* _EXERCISE GOAL_
Print all the records exactly, please.

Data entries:
▽

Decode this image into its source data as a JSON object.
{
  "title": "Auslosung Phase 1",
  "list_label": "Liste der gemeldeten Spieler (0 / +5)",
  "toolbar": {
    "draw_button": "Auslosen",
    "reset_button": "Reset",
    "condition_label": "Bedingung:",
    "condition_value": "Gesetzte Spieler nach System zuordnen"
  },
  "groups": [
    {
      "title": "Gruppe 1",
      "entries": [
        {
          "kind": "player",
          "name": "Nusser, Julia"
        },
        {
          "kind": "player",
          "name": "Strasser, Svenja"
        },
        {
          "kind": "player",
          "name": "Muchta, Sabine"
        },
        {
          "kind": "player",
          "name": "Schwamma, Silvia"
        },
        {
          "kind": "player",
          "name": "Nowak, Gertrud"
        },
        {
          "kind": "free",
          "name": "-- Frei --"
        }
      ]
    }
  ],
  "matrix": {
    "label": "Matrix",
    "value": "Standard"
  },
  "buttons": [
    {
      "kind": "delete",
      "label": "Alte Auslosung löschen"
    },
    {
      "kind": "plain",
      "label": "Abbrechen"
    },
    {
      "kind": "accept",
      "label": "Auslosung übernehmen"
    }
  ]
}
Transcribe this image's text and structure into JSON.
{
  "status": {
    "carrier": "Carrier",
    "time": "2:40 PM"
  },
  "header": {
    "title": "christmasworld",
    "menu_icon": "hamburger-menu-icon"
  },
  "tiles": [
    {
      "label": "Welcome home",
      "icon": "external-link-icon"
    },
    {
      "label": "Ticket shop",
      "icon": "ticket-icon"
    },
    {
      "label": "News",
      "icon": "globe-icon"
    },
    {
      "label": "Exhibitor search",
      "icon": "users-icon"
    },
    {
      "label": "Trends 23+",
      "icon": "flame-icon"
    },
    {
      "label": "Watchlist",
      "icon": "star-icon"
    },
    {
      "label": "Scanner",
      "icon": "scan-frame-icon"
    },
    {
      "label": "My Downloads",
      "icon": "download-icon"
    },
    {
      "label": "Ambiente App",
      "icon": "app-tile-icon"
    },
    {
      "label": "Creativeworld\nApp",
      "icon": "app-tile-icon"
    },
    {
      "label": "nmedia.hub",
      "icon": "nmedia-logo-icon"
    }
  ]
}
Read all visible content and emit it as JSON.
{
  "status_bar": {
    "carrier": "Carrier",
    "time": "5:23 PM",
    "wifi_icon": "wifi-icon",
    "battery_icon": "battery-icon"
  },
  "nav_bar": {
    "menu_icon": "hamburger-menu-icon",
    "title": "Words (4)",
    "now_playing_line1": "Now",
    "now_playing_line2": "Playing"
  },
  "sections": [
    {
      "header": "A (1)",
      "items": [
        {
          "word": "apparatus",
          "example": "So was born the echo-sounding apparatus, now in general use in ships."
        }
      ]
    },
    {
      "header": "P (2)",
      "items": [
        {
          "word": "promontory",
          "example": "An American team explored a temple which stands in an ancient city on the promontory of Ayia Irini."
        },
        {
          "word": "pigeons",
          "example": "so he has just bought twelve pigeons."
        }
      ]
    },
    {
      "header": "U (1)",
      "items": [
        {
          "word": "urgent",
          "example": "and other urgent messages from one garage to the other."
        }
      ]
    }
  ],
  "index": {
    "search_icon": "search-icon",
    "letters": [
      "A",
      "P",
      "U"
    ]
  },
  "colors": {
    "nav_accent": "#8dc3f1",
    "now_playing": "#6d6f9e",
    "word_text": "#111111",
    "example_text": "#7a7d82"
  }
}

△

* _ANSWER FOR THE TASK_
Decode this image into its source data as a JSON object.
{
  "title": "Auslosung Phase 1",
  "list_label": "Liste der gemeldeten Spieler (0 / +5)",
  "toolbar": {
    "draw_button": "Auslosen",
    "reset_button": "Reset",
    "condition_label": "Bedingung:",
    "condition_value": "Gesetzte Spieler nach System zuordnen"
  },
  "groups": [
    {
      "title": "Gruppe 1",
      "entries": [
        {
          "kind": "player",
          "name": "Nusser, Julia"
        },
        {
          "kind": "player",
          "name": "Strasser, Svenja"
        },
        {
          "kind": "player",
          "name": "Muchta, Sabine"
        },
        {
          "kind": "player",
          "name": "Schwamma, Silvia"
        },
        {
          "kind": "player",
          "name": "Nowak, Gertrud"
        },
        {
          "kind": "free",
          "name": "-- Frei --"
        }
      ]
    }
  ],
  "matrix": {
    "label": "Matrix",
    "value": "Standard"
  },
  "buttons": [
    {
      "kind": "delete",
      "label": "Alte Auslosung löschen"
    },
    {
      "kind": "plain",
      "label": "Abbrechen"
    },
    {
      "kind": "accept",
      "label": "Auslosung übernehmen"
    }
  ]
}
Transcribe this image's text and structure into JSON.
{
  "status": {
    "carrier": "Carrier",
    "time": "2:40 PM"
  },
  "header": {
    "title": "christmasworld",
    "menu_icon": "hamburger-menu-icon"
  },
  "tiles": [
    {
      "label": "Welcome home",
      "icon": "external-link-icon"
    },
    {
      "label": "Ticket shop",
      "icon": "ticket-icon"
    },
    {
      "label": "News",
      "icon": "globe-icon"
    },
    {
      "label": "Exhibitor search",
      "icon": "users-icon"
    },
    {
      "label": "Trends 23+",
      "icon": "flame-icon"
    },
    {
      "label": "Watchlist",
      "icon": "star-icon"
    },
    {
      "label": "Scanner",
      "icon": "scan-frame-icon"
    },
    {
      "label": "My Downloads",
      "icon": "download-icon"
    },
    {
      "label": "Ambiente App",
      "icon": "app-tile-icon"
    },
    {
      "label": "Creativeworld\nApp",
      "icon": "app-tile-icon"
    },
    {
      "label": "nmedia.hub",
      "icon": "nmedia-logo-icon"
    }
  ]
}
Read all visible content and emit it as JSON.
{
  "status_bar": {
    "carrier": "Carrier",
    "time": "5:23 PM",
    "wifi_icon": "wifi-icon",
    "battery_icon": "battery-icon"
  },
  "nav_bar": {
    "menu_icon": "hamburger-menu-icon",
    "title": "Words (4)",
    "now_playing_line1": "Now",
    "now_playing_line2": "Playing"
  },
  "sections": [
    {
      "header": "A (1)",
      "items": [
        {
          "word": "apparatus",
          "example": "So was born the echo-sounding apparatus, now in general use in ships."
        }
      ]
    },
    {
      "header": "P (2)",
      "items": [
        {
          "word": "promontory",
          "example": "An American team explored a temple which stands in an ancient city on the promontory of Ayia Irini."
        },
        {
          "word": "pigeons",
          "example": "so he has just bought twelve pigeons."
        }
      ]
    },
    {
      "header": "U (1)",
      "items": [
        {
          "word": "urgent",
          "example": "and other urgent messages from one garage to the other."
        }
      ]
    }
  ],
  "index": {
    "search_icon": "search-icon",
    "letters": [
      "A",
      "P",
      "U"
    ]
  },
  "colors": {
    "nav_accent": "#8dc3f1",
    "now_playing": "#6d6f9e",
    "word_text": "#111111",
    "example_text": "#7a7d82"
  }
}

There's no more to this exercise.